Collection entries
* begin *
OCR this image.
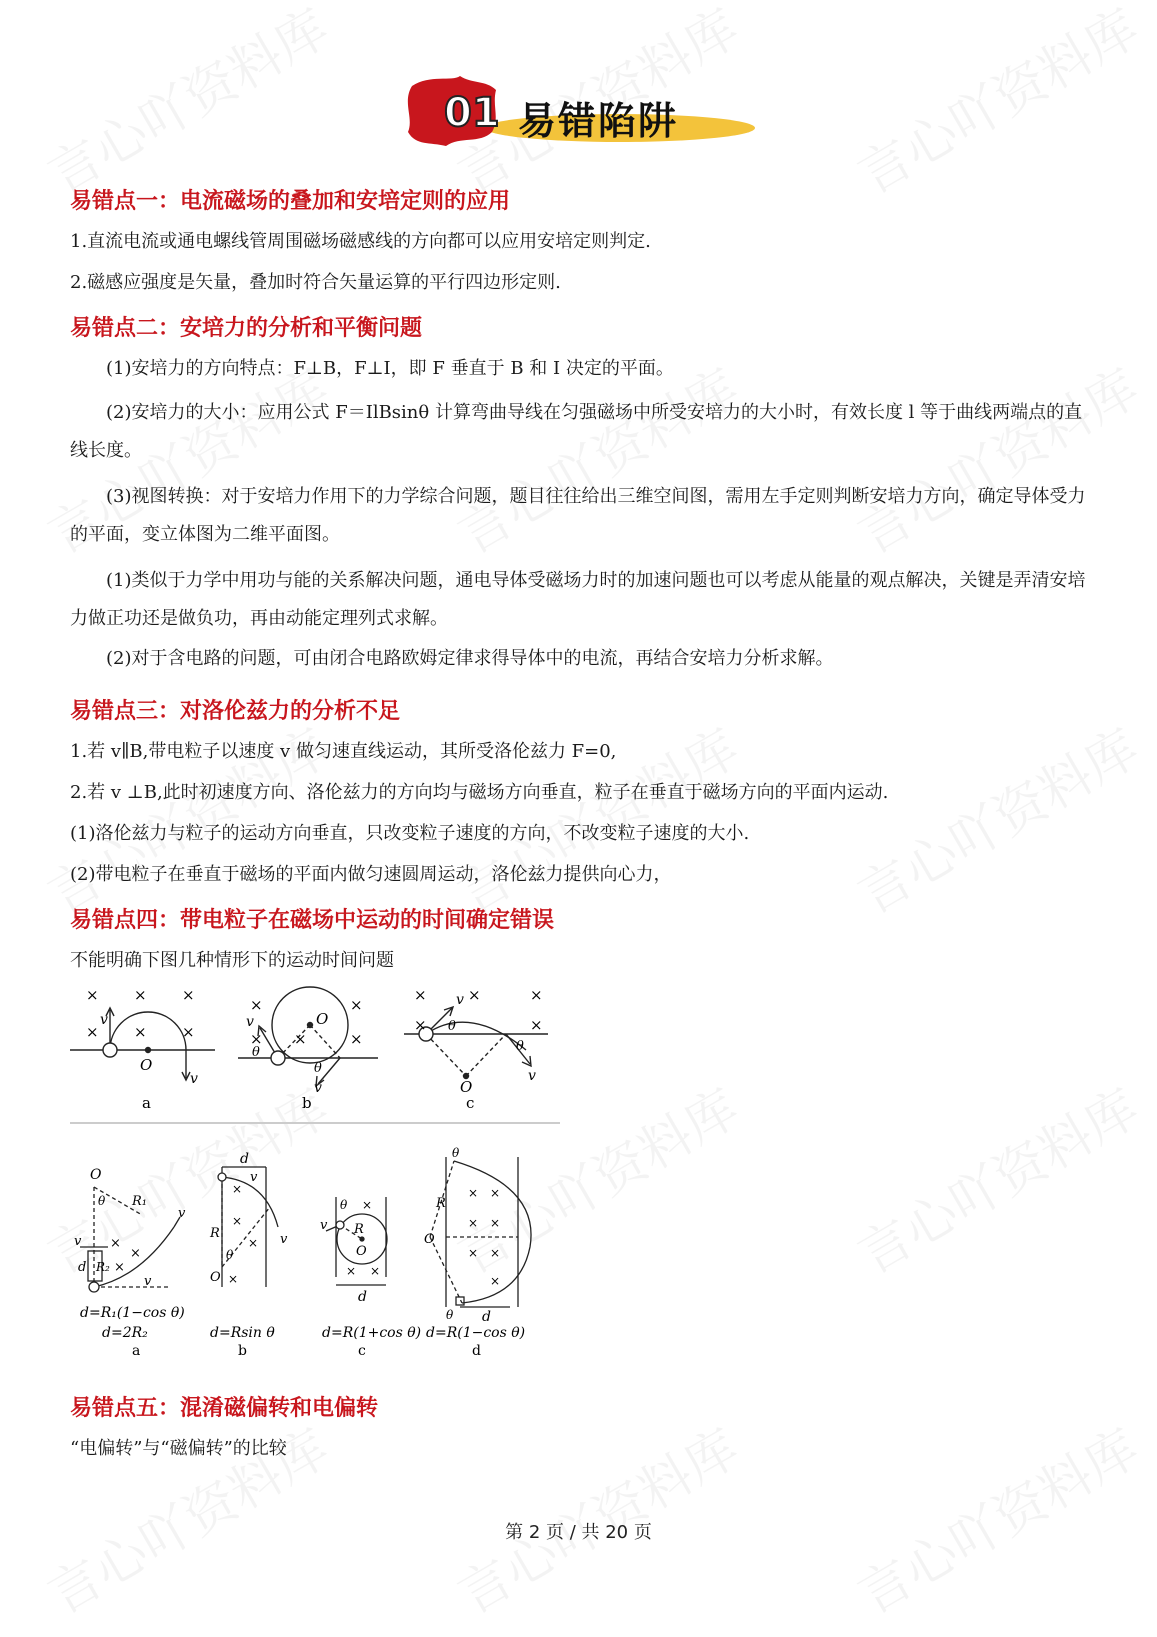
01 易错陷阱
易错点一：电流磁场的叠加和安培定则的应用

1.直流电流或通电螺线管周围磁场磁感线的方向都可以应用安培定则判定.

2.磁感应强度是矢量，叠加时符合矢量运算的平行四边形定则.

易错点二：安培力的分析和平衡问题

(1)安培力的方向特点：F⊥B，F⊥I，即 F 垂直于 B 和 I 决定的平面。

(2)安培力的大小：应用公式 F＝IlBsinθ 计算弯曲导线在匀强磁场中所受安培力的大小时，有效长度 l 等于曲线两端点的直线长度。

(3)视图转换：对于安培力作用下的力学综合问题，题目往往给出三维空间图，需用左手定则判断安培力方向，确定导体受力的平面，变立体图为二维平面图。

(1)类似于力学中用功与能的关系解决问题，通电导体受磁场力时的加速问题也可以考虑从能量的观点解决，关键是弄清安培力做正功还是做负功，再由动能定理列式求解。

(2)对于含电路的问题，可由闭合电路欧姆定律求得导体中的电流，再结合安培力分析求解。

易错点三：对洛伦兹力的分析不足

1.若 v∥B,带电粒子以速度 v 做匀速直线运动，其所受洛伦兹力 F=0,

2.若 v ⊥B,此时初速度方向、洛伦兹力的方向均与磁场方向垂直，粒子在垂直于磁场方向的平面内运动.

(1)洛伦兹力与粒子的运动方向垂直，只改变粒子速度的方向，不改变粒子速度的大小.

(2)带电粒子在垂直于磁场的平面内做匀速圆周运动，洛伦兹力提供向心力，

易错点四：带电粒子在磁场中运动的时间确定错误

不能明确下图几种情形下的运动时间问题

× × ×
× × ×
v
v
O
a
×	×
× ×	×
v	O
θ
θ
v
b
×	×	×
×	×
v
θ
θ
v
O
c
O
θ R₁
v
v
d R₂
×
×
×
v
d=R₁(1−cos θ)
d=2R₂
a
d
×
×
×
×
R
θ
O
v
v
d=Rsin θ
b
θ ×
v R
O
× ×
d
d=R(1+cos θ)
c
θ
R
O
× ×
× ×
× ×
×
θ d
d=R(1−cos θ)
d
易错点五：混淆磁偏转和电偏转

“电偏转”与“磁偏转”的比较

第 2 页 / 共 20 页
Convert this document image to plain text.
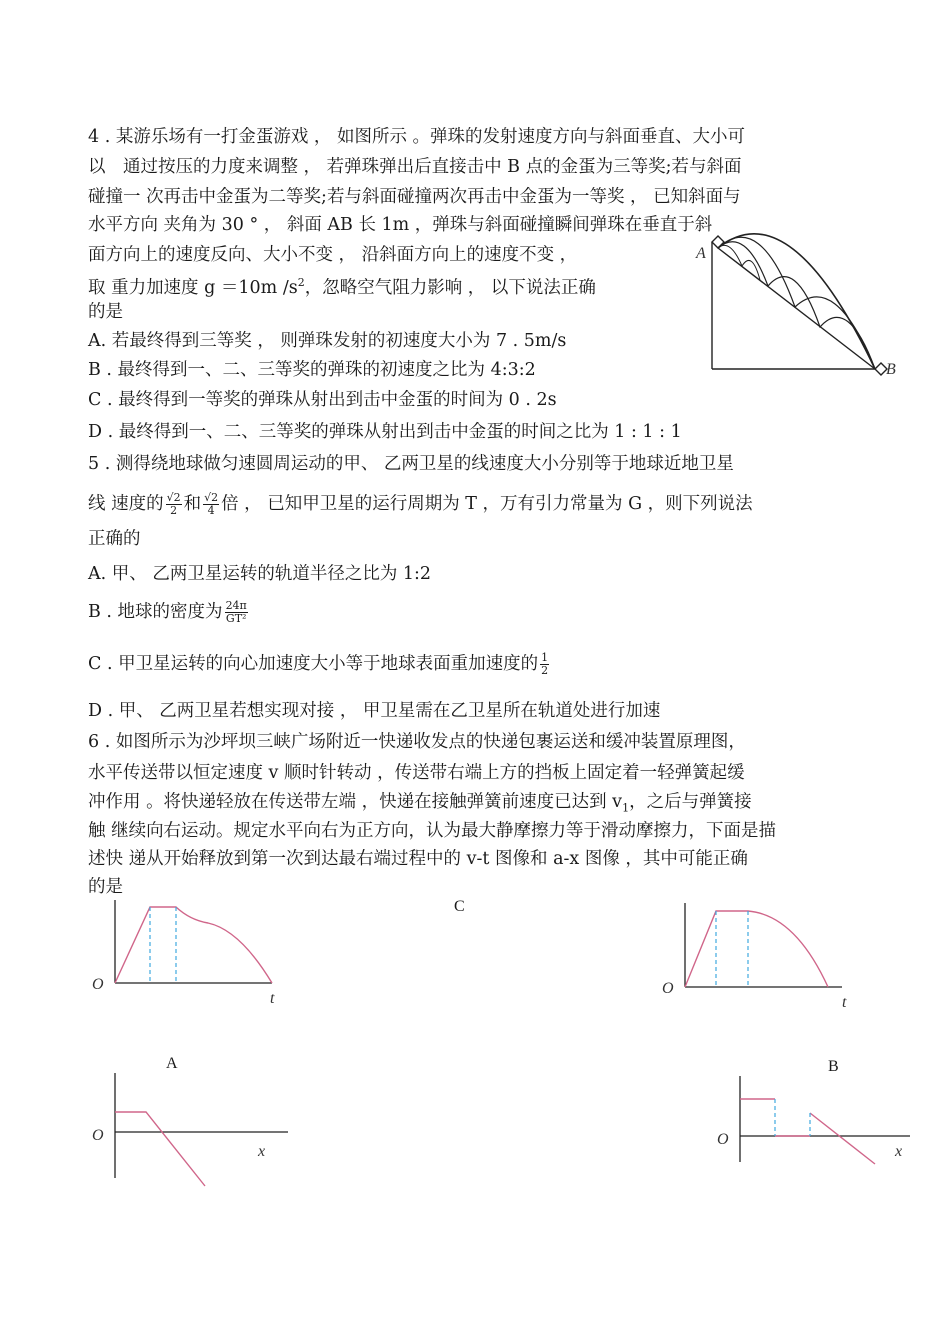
4 . 某游乐场有一打金蛋游戏 ， 如图所示 。弹珠的发射速度方向与斜面垂直、大小可
以　通过按压的力度来调整 ， 若弹珠弹出后直接击中 B 点的金蛋为三等奖;若与斜面
碰撞一 次再击中金蛋为二等奖;若与斜面碰撞两次再击中金蛋为一等奖 ， 已知斜面与
水平方向 夹角为 30 ° ， 斜面 AB 长 1m ，弹珠与斜面碰撞瞬间弹珠在垂直于斜
面方向上的速度反向、大小不变 ， 沿斜面方向上的速度不变 ，
取 重力加速度 g ＝10m $/s^2$，忽略空气阻力影响 ， 以下说法正确
的是
A. 若最终得到三等奖 ， 则弹珠发射的初速度大小为 7 . 5m/s
B . 最终得到一、二、三等奖的弹珠的初速度之比为 4:3:2
C . 最终得到一等奖的弹珠从射出到击中金蛋的时间为 0 . 2s
D . 最终得到一、二、三等奖的弹珠从射出到击中金蛋的时间之比为 1 : 1 : 1
A
B
5 . 测得绕地球做匀速圆周运动的甲、 乙两卫星的线速度大小分别等于地球近地卫星
线 速度的 $\frac{√2}{2}$ 和 $\frac{√2}{4}$ 倍 ， 已知甲卫星的运行周期为 T ，万有引力常量为 G ，则下列说法
正确的
A. 甲、 乙两卫星运转的轨道半径之比为 1:2
B . 地球的密度为 $\frac{24\pi}{\text{GT²}}$
C . 甲卫星运转的向心加速度大小等于地球表面重加速度的 $\frac{1}{2}$
D . 甲、 乙两卫星若想实现对接 ， 甲卫星需在乙卫星所在轨道处进行加速
6 . 如图所示为沙坪坝三峡广场附近一快递收发点的快递包裹运送和缓冲装置原理图，
水平传送带以恒定速度 v 顺时针转动 ，传送带右端上方的挡板上固定着一轻弹簧起缓
冲作用 。将快递轻放在传送带左端 ，快递在接触弹簧前速度已达到 $v_1$，之后与弹簧接
触 继续向右运动。规定水平向右为正方向，认为最大静摩擦力等于滑动摩擦力，下面是描
述快 递从开始释放到第一次到达最右端过程中的 v-t 图像和 a-x 图像 ，其中可能正确
的是
C
A	B
O
t
O
t
O
x
O
x
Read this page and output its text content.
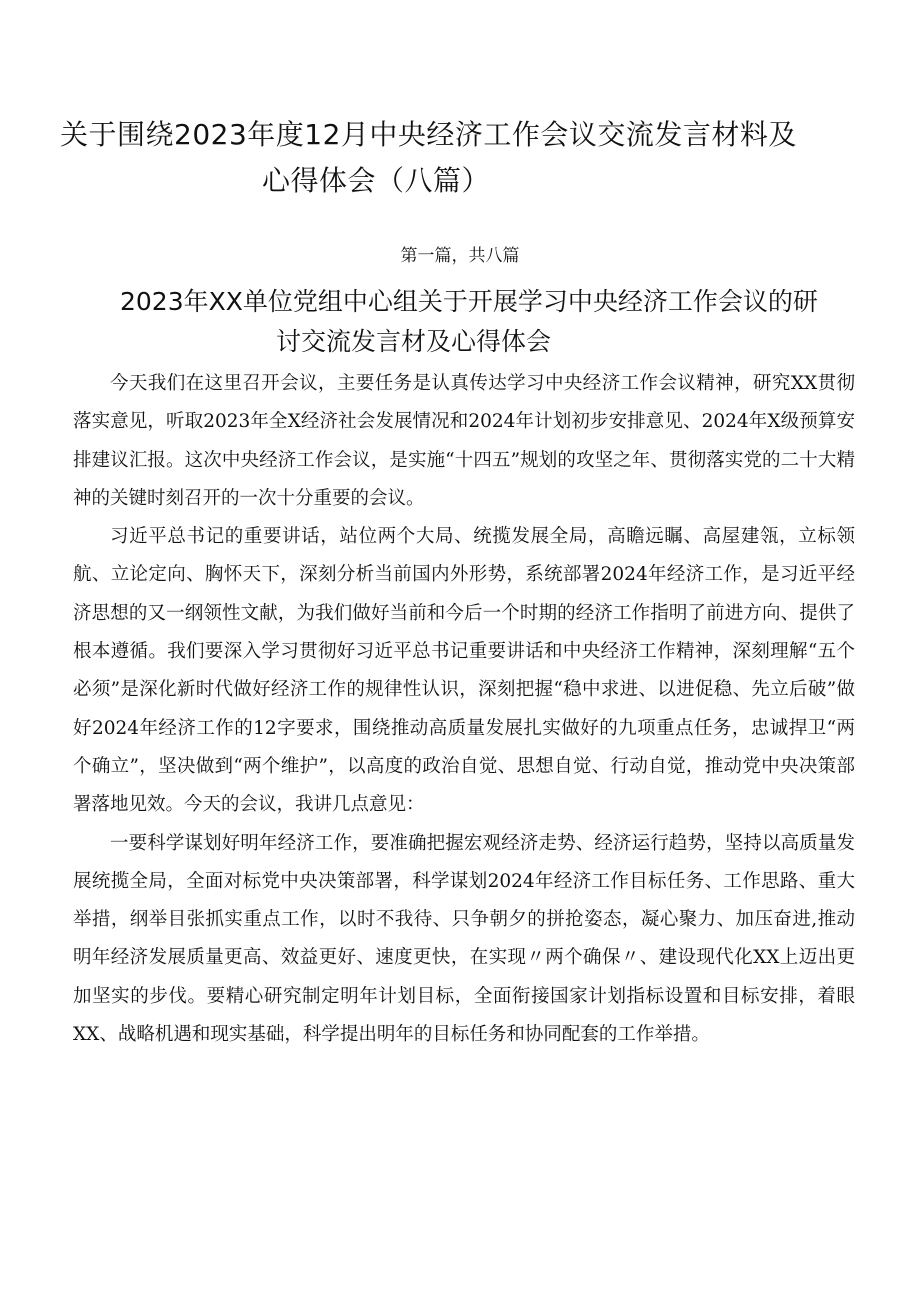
关于围绕2023年度12月中央经济工作会议交流发言材料及
心得体会（八篇）
第一篇，共八篇
2023年XX单位党组中心组关于开展学习中央经济工作会议的研
讨交流发言材及心得体会

今天我们在这里召开会议，主要任务是认真传达学习中央经济工作会议精神，研究XX贯彻落实意见，听取2023年全X经济社会发展情况和2024年计划初步安排意见、2024年X级预算安排建议汇报。这次中央经济工作会议，是实施“十四五”规划的攻坚之年、贯彻落实党的二十大精神的关键时刻召开的一次十分重要的会议。

习近平总书记的重要讲话，站位两个大局、统揽发展全局，高瞻远瞩、高屋建瓴，立标领航、立论定向、胸怀天下，深刻分析当前国内外形势，系统部署2024年经济工作，是习近平经济思想的又一纲领性文献，为我们做好当前和今后一个时期的经济工作指明了前进方向、提供了根本遵循。我们要深入学习贯彻好习近平总书记重要讲话和中央经济工作精神，深刻理解“五个必须”是深化新时代做好经济工作的规律性认识，深刻把握“稳中求进、以进促稳、先立后破”做好2024年经济工作的12字要求，围绕推动高质量发展扎实做好的九项重点任务，忠诚捍卫“两个确立”，坚决做到“两个维护”，以高度的政治自觉、思想自觉、行动自觉，推动党中央决策部署落地见效。今天的会议，我讲几点意见：

一要科学谋划好明年经济工作，要准确把握宏观经济走势、经济运行趋势，坚持以高质量发展统揽全局，全面对标党中央决策部署，科学谋划2024年经济工作目标任务、工作思路、重大举措，纲举目张抓实重点工作，以时不我待、只争朝夕的拼抢姿态，凝心聚力、加压奋进,推动明年经济发展质量更高、效益更好、速度更快，在实现〃两个确保〃、建设现代化XX上迈出更加坚实的步伐。要精心研究制定明年计划目标，全面衔接国家计划指标设置和目标安排，着眼XX、战略机遇和现实基础，科学提出明年的目标任务和协同配套的工作举措。
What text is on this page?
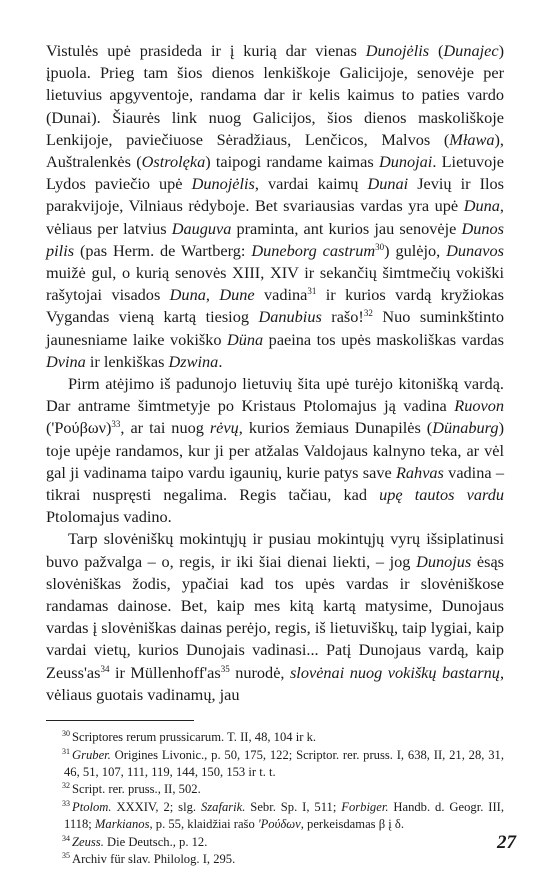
Vistulės upė prasideda ir į kurią dar vienas Dunojėlis (Dunajec) įpuola. Prieg tam šios dienos lenkiškoje Galicijoje, senovėje per lietuvius apgyventoje, randama dar ir kelis kaimus to paties vardo (Dunai). Šiaurės link nuog Galicijos, šios dienos maskoliškoje Lenkijoje, paviečiuose Sėradžiaus, Lenčicos, Malvos (Mława), Auštralenkės (Ostrolęka) taipogi randame kaimas Dunojai. Lietuvoje Lydos paviečio upė Dunojėlis, vardai kaimų Dunai Jevių ir Ilos parakvijoje, Vilniaus rėdyboje. Bet svariausias vardas yra upė Duna, vėliaus per latvius Dauguva praminta, ant kurios jau senovėje Dunos pilis (pas Herm. de Wartberg: Duneborg castrum$^{30}$) gulėjo, Dunavos muižė gul, o kurią senovės XIII, XIV ir sekančių šimtmečių vokiški rašytojai visados Duna, Dune vadina$^{31}$ ir kurios vardą kryžiokas Vygandas vieną kartą tiesiog Danubius rašo!$^{32}$ Nuo suminkštinto jaunesniame laike vokiško Düna paeina tos upės maskoliškas vardas Dvina ir lenkiškas Dzwina.

Pirm atėjimo iš padunojo lietuvių šita upė turėjo kitonišką vardą. Dar antrame šimtmetyje po Kristaus Ptolomajus ją vadina Ruovon $('Poύ\beta\omega\nu)^{33}$, ar tai nuog rėvų, kurios žemiaus Dunapilės (Dünaburg) toje upėje randamos, kur ji per atžalas Valdojaus kalnyno teka, ar vėl gal ji vadinama taipo vardu igaunių, kurie patys save Rahvas vadina – tikrai nuspręsti negalima. Regis tačiau, kad upę tautos vardu Ptolomajus vadino.

Tarp slovėniškų mokintųjų ir pusiau mokintųjų vyrų išsiplatinusi buvo pažvalga – o, regis, ir iki šiai dienai liekti, – jog Dunojus ėsąs slovėniškas žodis, ypačiai kad tos upės vardas ir slovėniškose randamas dainose. Bet, kaip mes kitą kartą matysime, Dunojaus vardas į slovėniškas dainas perėjo, regis, iš lietuviškų, taip lygiai, kaip vardai vietų, kurios Dunojais vadinasi... Patį Dunojaus vardą, kaip $Zeuss'as^{34}$ ir $Müllenhoff'as^{35}$ nurodė, slovėnai nuog vokiškų bastarnų, vėliaus guotais vadinamų, jau

$^{30}$ Scriptores rerum prussicarum. T. II, 48, 104 ir k.
$^{31}$ Gruber. Origines Livonic., p. 50, 175, 122; Scriptor. rer. pruss. I, 638, II, 21, 28, 31, 46, 51, 107, 111, 119, 144, 150, 153 ir t. t.
$^{32}$ Script. rer. pruss., II, 502.
$^{33}$ Ptolom. XXXIV, 2; slg. Szafarik. Sebr. Sp. I, 511; Forbiger. Handb. d. Geogr. III, 1118; Markianos, p. 55, klaidžiai rašo 'Ρούδων, perkeisdamas β į δ.
$^{34}$ Zeuss. Die Deutsch., p. 12.
$^{35}$ Archiv für slav. Philolog. I, 295.
27
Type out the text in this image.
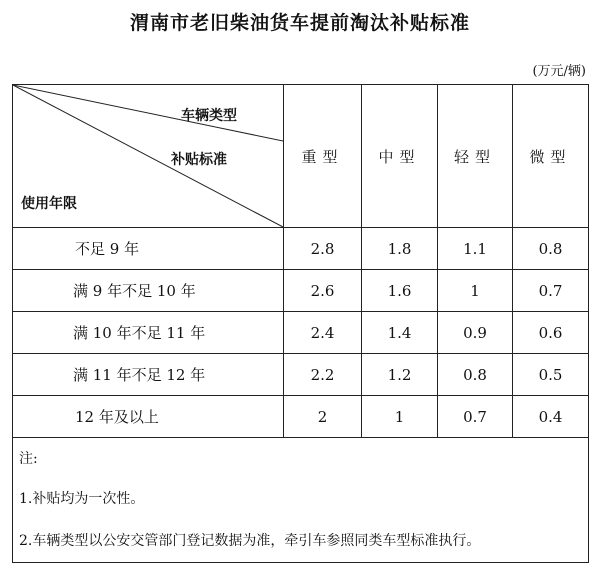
渭南市老旧柴油货车提前淘汰补贴标准
(万元/辆)
车辆类型
补贴标准
使用年限	重型	中型	轻型	微型
不足 9 年	2.8	1.8	1.1	0.8
满 9 年不足 10 年	2.6	1.6	1	0.7
满 10 年不足 11 年	2.4	1.4	0.9	0.6
满 11 年不足 12 年	2.2	1.2	0.8	0.5
12 年及以上	2	1	0.7	0.4
注:				
1.补贴均为一次性。				
2.车辆类型以公安交管部门登记数据为准，牵引车参照同类车型标准执行。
* end *
### What the exercise asks:
Looking back at the lines above, state how many contain the word "this", and supply nothing besides the number.

### Reply:
5